What to work on:
Go through the material and pull out every line with the string "kiss" in it.

Records provided:
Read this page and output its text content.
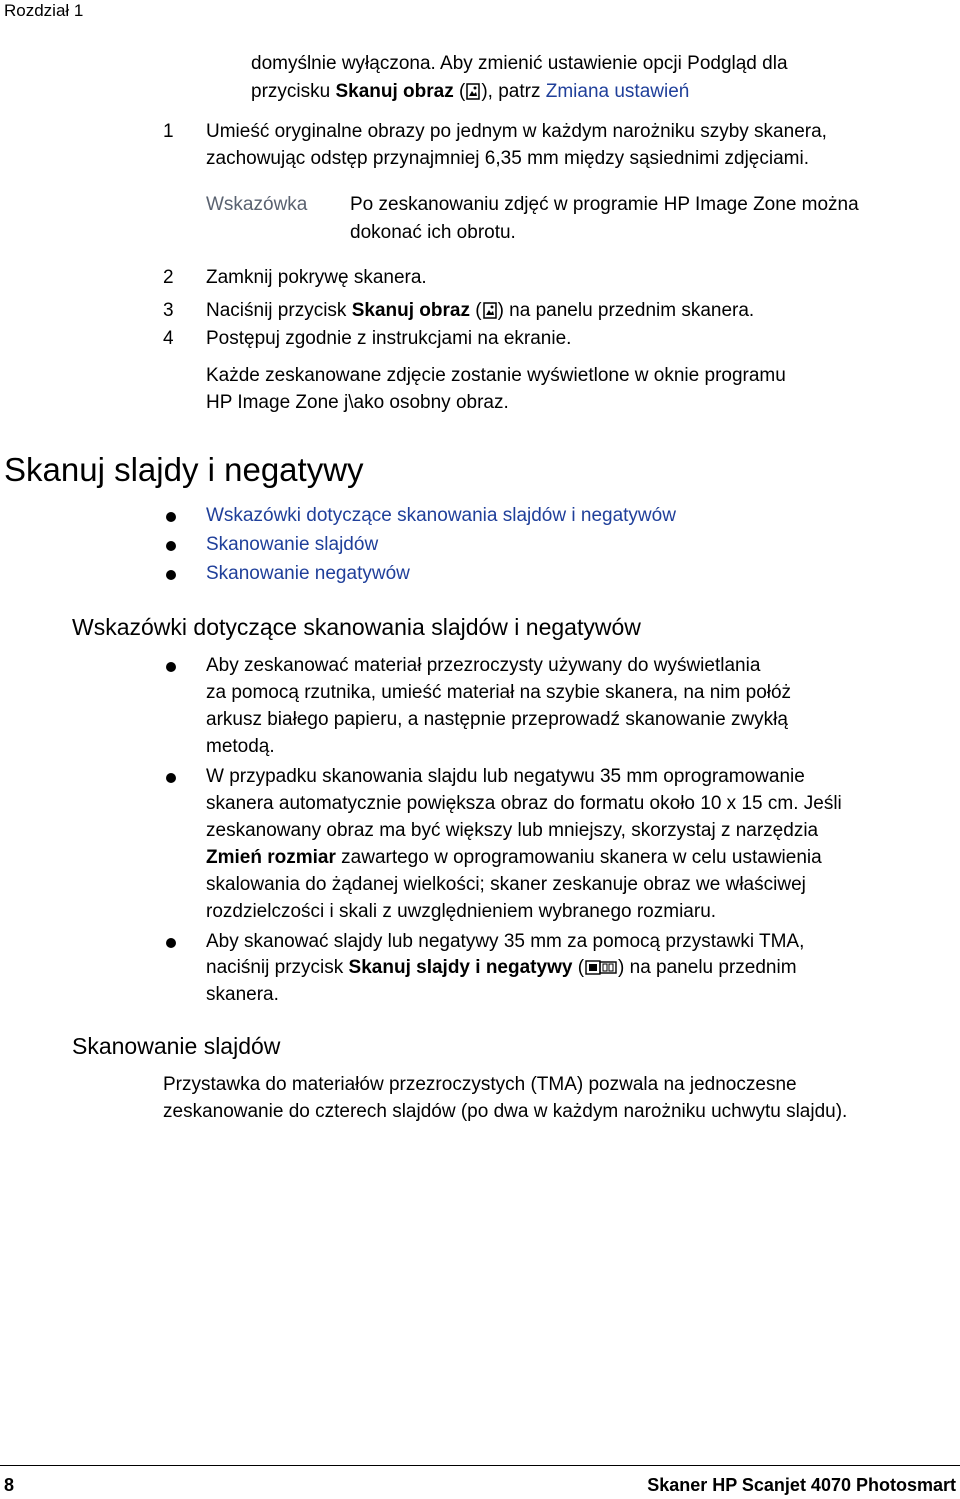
Rozdział 1
domyślnie wyłączona. Aby zmienić ustawienie opcji Podgląd dla
przycisku Skanuj obraz ( ), patrz Zmiana ustawień
1 Umieść oryginalne obrazy po jednym w każdym narożniku szyby skanera,
zachowując odstęp przynajmniej 6,35 mm między sąsiednimi zdjęciami.
Wskazówka Po zeskanowaniu zdjęć w programie HP Image Zone można
dokonać ich obrotu.
2 Zamknij pokrywę skanera.
3 Naciśnij przycisk Skanuj obraz ( ) na panelu przednim skanera.
4 Postępuj zgodnie z instrukcjami na ekranie.
Każde zeskanowane zdjęcie zostanie wyświetlone w oknie programu
HP Image Zone j\ako osobny obraz.
Skanuj slajdy i negatywy
Wskazówki dotyczące skanowania slajdów i negatywów
Skanowanie slajdów
Skanowanie negatywów
Wskazówki dotyczące skanowania slajdów i negatywów
Aby zeskanować materiał przezroczysty używany do wyświetlania
za pomocą rzutnika, umieść materiał na szybie skanera, na nim połóż
arkusz białego papieru, a następnie przeprowadź skanowanie zwykłą
metodą.
W przypadku skanowania slajdu lub negatywu 35 mm oprogramowanie
skanera automatycznie powiększa obraz do formatu około 10 x 15 cm. Jeśli
zeskanowany obraz ma być większy lub mniejszy, skorzystaj z narzędzia
Zmień rozmiar zawartego w oprogramowaniu skanera w celu ustawienia
skalowania do żądanej wielkości; skaner zeskanuje obraz we właściwej
rozdzielczości i skali z uwzględnieniem wybranego rozmiaru.
Aby skanować slajdy lub negatywy 35 mm za pomocą przystawki TMA,
naciśnij przycisk Skanuj slajdy i negatywy ( ) na panelu przednim
skanera.
Skanowanie slajdów
Przystawka do materiałów przezroczystych (TMA) pozwala na jednoczesne
zeskanowanie do czterech slajdów (po dwa w każdym narożniku uchwytu slajdu).
8	Skaner HP Scanjet 4070 Photosmart
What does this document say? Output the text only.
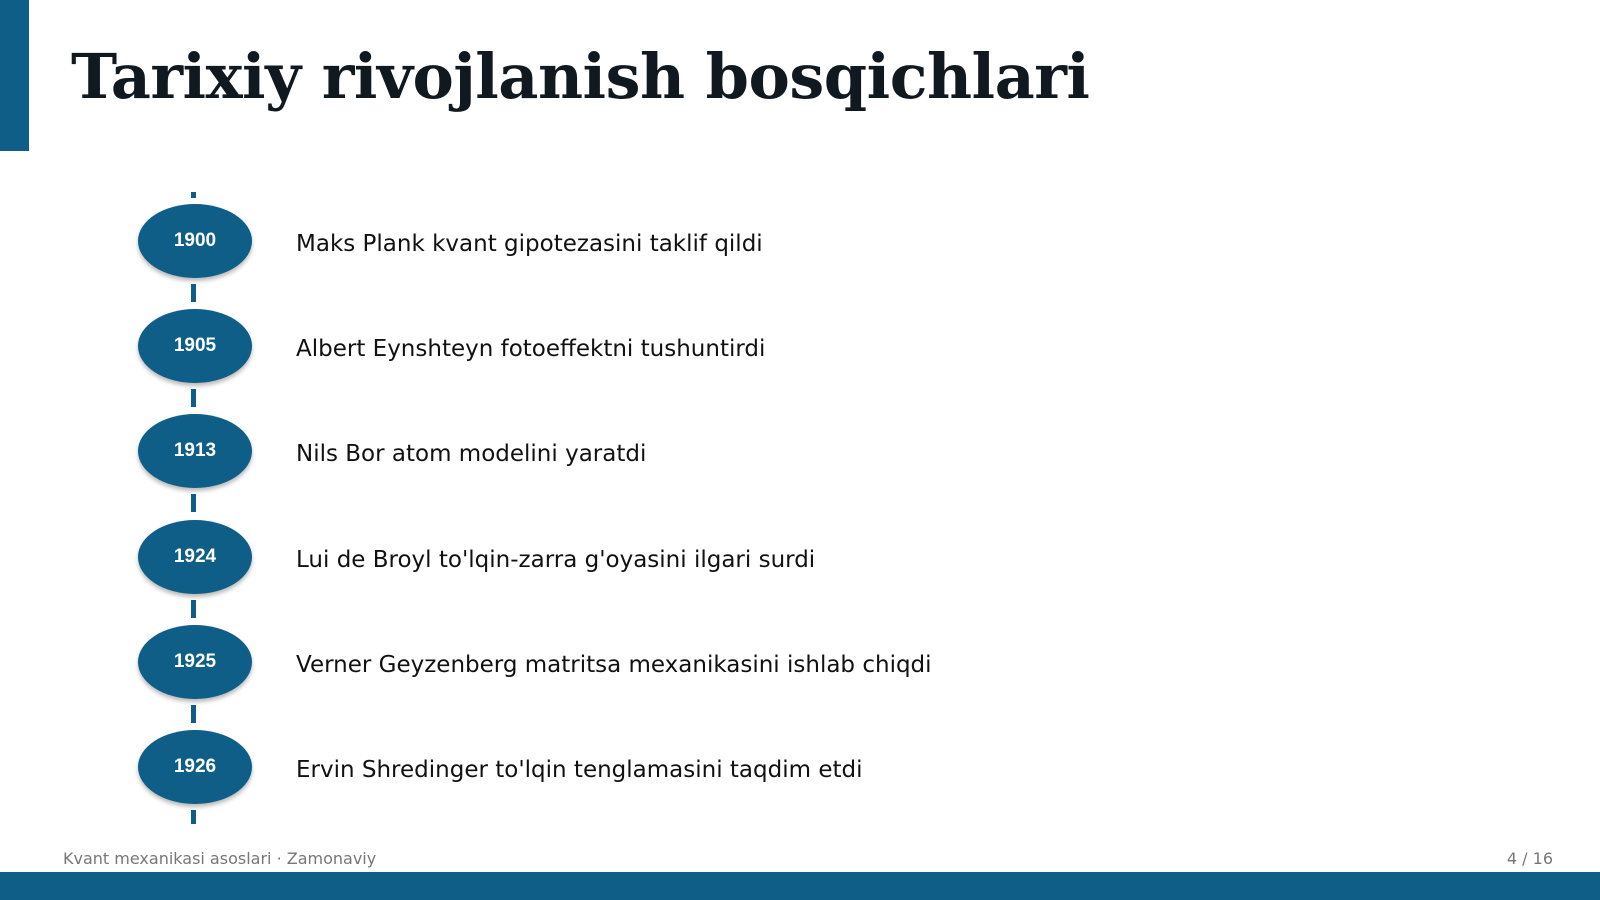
Tarixiy rivojlanish bosqichlari
1900	Maks Plank kvant gipotezasini taklif qildi
1905	Albert Eynshteyn fotoeffektni tushuntirdi
1913	Nils Bor atom modelini yaratdi
1924	Lui de Broyl to'lqin-zarra g'oyasini ilgari surdi
1925	Verner Geyzenberg matritsa mexanikasini ishlab chiqdi
1926	Ervin Shredinger to'lqin tenglamasini taqdim etdi
Kvant mexanikasi asoslari · Zamonaviy	4 / 16
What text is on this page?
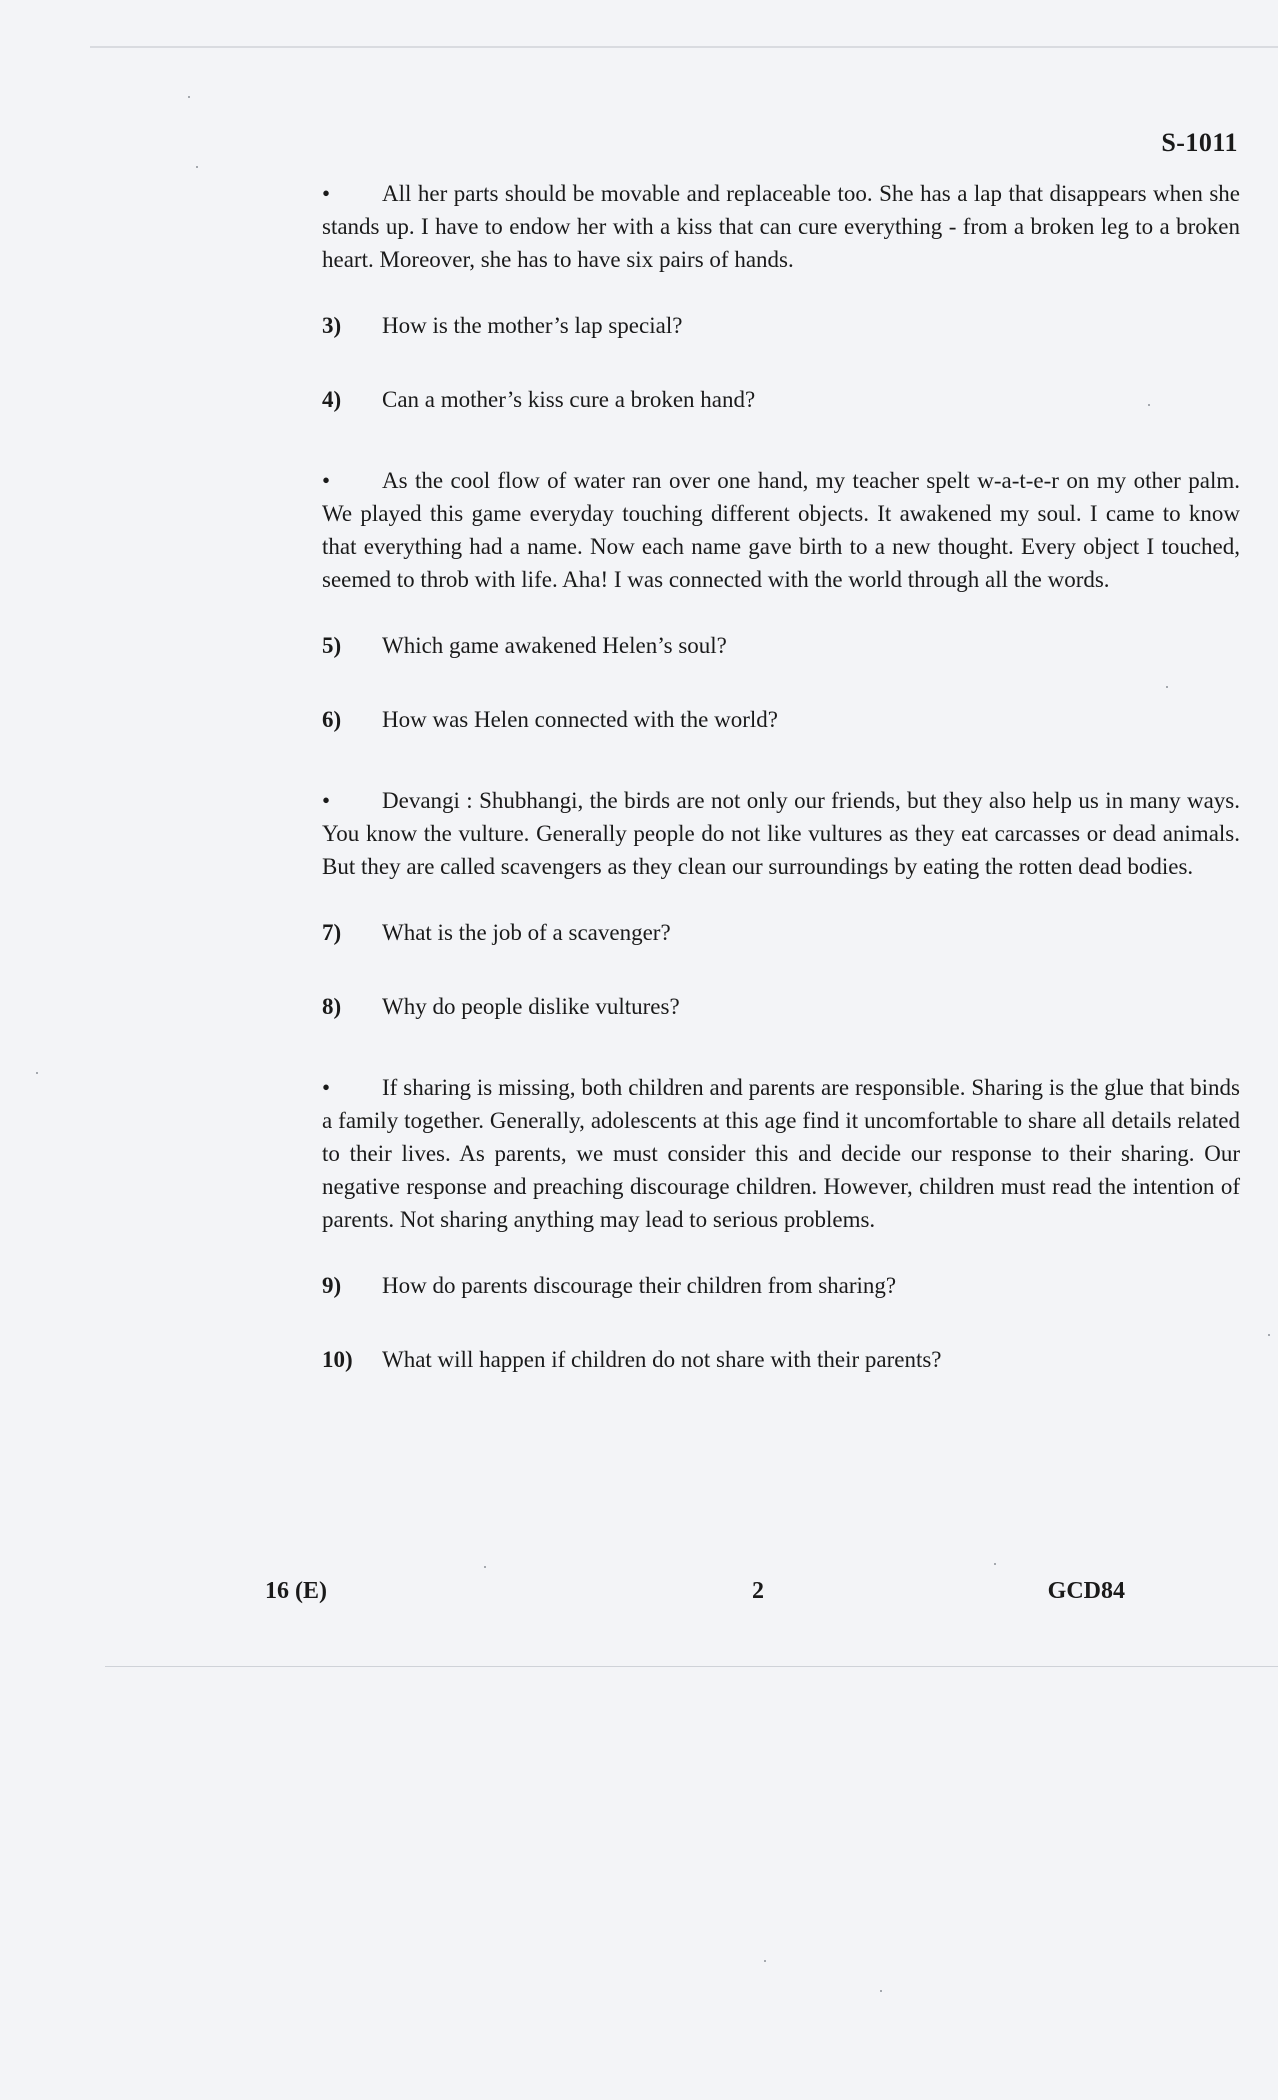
S-1011

• All her parts should be movable and replaceable too. She has a lap that disappears when she stands up. I have to endow her with a kiss that can cure everything - from a broken leg to a broken heart. Moreover, she has to have six pairs of hands.

3)	How is the mother’s lap special?
4)	Can a mother’s kiss cure a broken hand?

• As the cool flow of water ran over one hand, my teacher spelt w-a-t-e-r on my other palm. We played this game everyday touching different objects. It awakened my soul. I came to know that everything had a name. Now each name gave birth to a new thought. Every object I touched, seemed to throb with life. Aha! I was connected with the world through all the words.

5)	Which game awakened Helen’s soul?
6)	How was Helen connected with the world?

• Devangi : Shubhangi, the birds are not only our friends, but they also help us in many ways. You know the vulture. Generally people do not like vultures as they eat carcasses or dead animals. But they are called scavengers as they clean our surroundings by eating the rotten dead bodies.

7)	What is the job of a scavenger?
8)	Why do people dislike vultures?

• If sharing is missing, both children and parents are responsible. Sharing is the glue that binds a family together. Generally, adolescents at this age find it uncomfortable to share all details related to their lives. As parents, we must consider this and decide our response to their sharing. Our negative response and preaching discourage children. However, children must read the intention of parents. Not sharing anything may lead to serious problems.

9)	How do parents discourage their children from sharing?
10)	What will happen if children do not share with their parents?
16 (E)	2	GCD84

Exercise result:
• All her parts should be movable and replaceable too. She has a lap that disappears when she stands up. I have to endow her with a kiss that can cure everything - from a broken leg to a broken heart. Moreover, she has to have six pairs of hands.
4)	Can a mother’s kiss cure a broken hand?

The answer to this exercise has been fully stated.